SET TASK » Please output the lines shown below exactly as they appear.

A block of data:

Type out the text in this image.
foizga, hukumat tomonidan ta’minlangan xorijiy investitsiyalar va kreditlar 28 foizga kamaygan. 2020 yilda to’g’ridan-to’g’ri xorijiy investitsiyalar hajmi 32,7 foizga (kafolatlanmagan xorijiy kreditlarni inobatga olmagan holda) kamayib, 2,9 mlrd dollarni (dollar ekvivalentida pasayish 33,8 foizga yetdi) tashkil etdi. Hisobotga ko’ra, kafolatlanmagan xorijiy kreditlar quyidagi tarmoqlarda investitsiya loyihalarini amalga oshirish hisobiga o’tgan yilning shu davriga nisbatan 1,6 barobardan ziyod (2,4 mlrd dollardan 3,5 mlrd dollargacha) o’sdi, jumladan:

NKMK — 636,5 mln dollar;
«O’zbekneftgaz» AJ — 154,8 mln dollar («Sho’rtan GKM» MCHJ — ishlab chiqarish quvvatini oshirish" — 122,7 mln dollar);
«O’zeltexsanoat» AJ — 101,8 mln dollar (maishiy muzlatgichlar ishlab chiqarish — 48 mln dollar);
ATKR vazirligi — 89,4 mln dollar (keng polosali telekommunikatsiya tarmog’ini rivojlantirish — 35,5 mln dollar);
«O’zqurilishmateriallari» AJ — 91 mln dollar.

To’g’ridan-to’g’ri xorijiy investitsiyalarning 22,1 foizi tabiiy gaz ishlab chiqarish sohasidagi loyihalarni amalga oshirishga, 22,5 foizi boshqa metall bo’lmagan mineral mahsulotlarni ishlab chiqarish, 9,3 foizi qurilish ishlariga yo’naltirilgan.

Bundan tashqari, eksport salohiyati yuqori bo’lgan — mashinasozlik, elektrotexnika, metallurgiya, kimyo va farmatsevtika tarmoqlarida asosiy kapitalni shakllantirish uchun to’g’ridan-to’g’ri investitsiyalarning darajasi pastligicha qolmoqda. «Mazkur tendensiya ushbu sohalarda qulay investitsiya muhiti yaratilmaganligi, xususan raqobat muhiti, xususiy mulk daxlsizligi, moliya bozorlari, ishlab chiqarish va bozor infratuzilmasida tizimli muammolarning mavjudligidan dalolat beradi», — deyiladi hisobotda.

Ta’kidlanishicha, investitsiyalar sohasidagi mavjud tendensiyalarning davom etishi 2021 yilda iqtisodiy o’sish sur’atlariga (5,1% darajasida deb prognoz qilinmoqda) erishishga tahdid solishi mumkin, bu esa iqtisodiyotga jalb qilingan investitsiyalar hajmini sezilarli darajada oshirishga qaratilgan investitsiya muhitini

TASK OUTPUT »
Type out the text in this image.
foizga, hukumat tomonidan ta’minlangan xorijiy investitsiyalar va kreditlar 28 foizga kamaygan. 2020 yilda to’g’ridan-to’g’ri xorijiy investitsiyalar hajmi 32,7 foizga (kafolatlanmagan xorijiy kreditlarni inobatga olmagan holda) kamayib, 2,9 mlrd dollarni (dollar ekvivalentida pasayish 33,8 foizga yetdi) tashkil etdi. Hisobotga ko’ra, kafolatlanmagan xorijiy kreditlar quyidagi tarmoqlarda investitsiya loyihalarini amalga oshirish hisobiga o’tgan yilning shu davriga nisbatan 1,6 barobardan ziyod (2,4 mlrd dollardan 3,5 mlrd dollargacha) o’sdi, jumladan:

NKMK — 636,5 mln dollar;
«O’zbekneftgaz» AJ — 154,8 mln dollar («Sho’rtan GKM» MCHJ — ishlab chiqarish quvvatini oshirish" — 122,7 mln dollar);
«O’zeltexsanoat» AJ — 101,8 mln dollar (maishiy muzlatgichlar ishlab chiqarish — 48 mln dollar);
ATKR vazirligi — 89,4 mln dollar (keng polosali telekommunikatsiya tarmog’ini rivojlantirish — 35,5 mln dollar);
«O’zqurilishmateriallari» AJ — 91 mln dollar.

To’g’ridan-to’g’ri xorijiy investitsiyalarning 22,1 foizi tabiiy gaz ishlab chiqarish sohasidagi loyihalarni amalga oshirishga, 22,5 foizi boshqa metall bo’lmagan mineral mahsulotlarni ishlab chiqarish, 9,3 foizi qurilish ishlariga yo’naltirilgan.

Bundan tashqari, eksport salohiyati yuqori bo’lgan — mashinasozlik, elektrotexnika, metallurgiya, kimyo va farmatsevtika tarmoqlarida asosiy kapitalni shakllantirish uchun to’g’ridan-to’g’ri investitsiyalarning darajasi pastligicha qolmoqda. «Mazkur tendensiya ushbu sohalarda qulay investitsiya muhiti yaratilmaganligi, xususan raqobat muhiti, xususiy mulk daxlsizligi, moliya bozorlari, ishlab chiqarish va bozor infratuzilmasida tizimli muammolarning mavjudligidan dalolat beradi», — deyiladi hisobotda.

Ta’kidlanishicha, investitsiyalar sohasidagi mavjud tendensiyalarning davom etishi 2021 yilda iqtisodiy o’sish sur’atlariga (5,1% darajasida deb prognoz qilinmoqda) erishishga tahdid solishi mumkin, bu esa iqtisodiyotga jalb qilingan investitsiyalar hajmini sezilarli darajada oshirishga qaratilgan investitsiya muhitini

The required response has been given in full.